> WHAT YOU HAVE TO DO: Pick out and copy every line below that has the word "Outdoor".

> MATERIAL FOR THE TASK:

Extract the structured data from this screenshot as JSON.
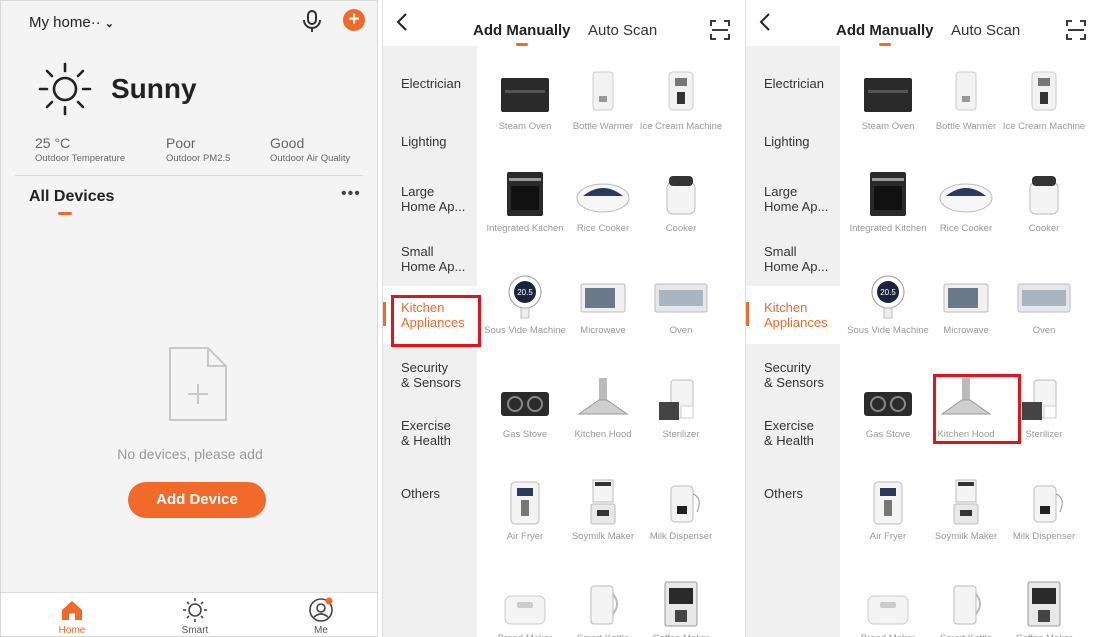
{
  "home": {
    "home_name": "My home",
    "home_name_suffix": "··",
    "weather": "Sunny",
    "stats": [
      {
        "value": "25 °C",
        "label": "Outdoor Temperature"
      },
      {
        "value": "Poor",
        "label": "Outdoor PM2.5"
      },
      {
        "value": "Good",
        "label": "Outdoor Air Quality"
      }
    ],
    "all_devices": "All Devices",
    "empty_text": "No devices, please add",
    "add_device": "Add Device",
    "tabs": [
      {
        "label": "Home",
        "icon": "home-icon"
      },
      {
        "label": "Smart",
        "icon": "smart-sun-icon"
      },
      {
        "label": "Me",
        "icon": "me-icon"
      }
    ],
    "accent": "#f26a2a"
  },
  "add": {
    "tab_manual": "Add Manually",
    "tab_auto": "Auto Scan",
    "categories": [
      "Electrician",
      "Lighting",
      "Large\nHome Ap...",
      "Small\nHome Ap...",
      "Kitchen\nAppliances",
      "Security\n& Sensors",
      "Exercise\n& Health",
      "Others"
    ],
    "selected_category": "Kitchen Appliances",
    "items": [
      {
        "label": "Steam Oven",
        "icon": "steam-oven-icon"
      },
      {
        "label": "Bottle Warmer",
        "icon": "bottle-warmer-icon"
      },
      {
        "label": "Ice Cream Machine",
        "icon": "ice-cream-machine-icon"
      },
      {
        "label": "Integrated Kitchen",
        "icon": "integrated-kitchen-icon"
      },
      {
        "label": "Rice Cooker",
        "icon": "rice-cooker-icon"
      },
      {
        "label": "Cooker",
        "icon": "cooker-icon"
      },
      {
        "label": "Sous Vide Machine",
        "icon": "sous-vide-icon",
        "display_value": "20.5"
      },
      {
        "label": "Microwave",
        "icon": "microwave-icon"
      },
      {
        "label": "Oven",
        "icon": "oven-icon"
      },
      {
        "label": "Gas Stove",
        "icon": "gas-stove-icon"
      },
      {
        "label": "Kitchen Hood",
        "icon": "kitchen-hood-icon"
      },
      {
        "label": "Sterilizer",
        "icon": "sterilizer-icon"
      },
      {
        "label": "Air Fryer",
        "icon": "air-fryer-icon"
      },
      {
        "label": "Soymilk Maker",
        "icon": "soymilk-maker-icon"
      },
      {
        "label": "Milk Dispenser",
        "icon": "milk-dispenser-icon"
      },
      {
        "label": "Bread Maker",
        "icon": "bread-maker-icon"
      },
      {
        "label": "Smart Kettle",
        "icon": "smart-kettle-icon"
      },
      {
        "label": "Coffee Maker",
        "icon": "coffee-maker-icon"
      }
    ],
    "highlight_color": "#e0141a"
  }
}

> WRITTEN ANSWER:
        "label": "Outdoor Temperature"
        "label": "Outdoor PM2.5"
        "label": "Outdoor Air Quality"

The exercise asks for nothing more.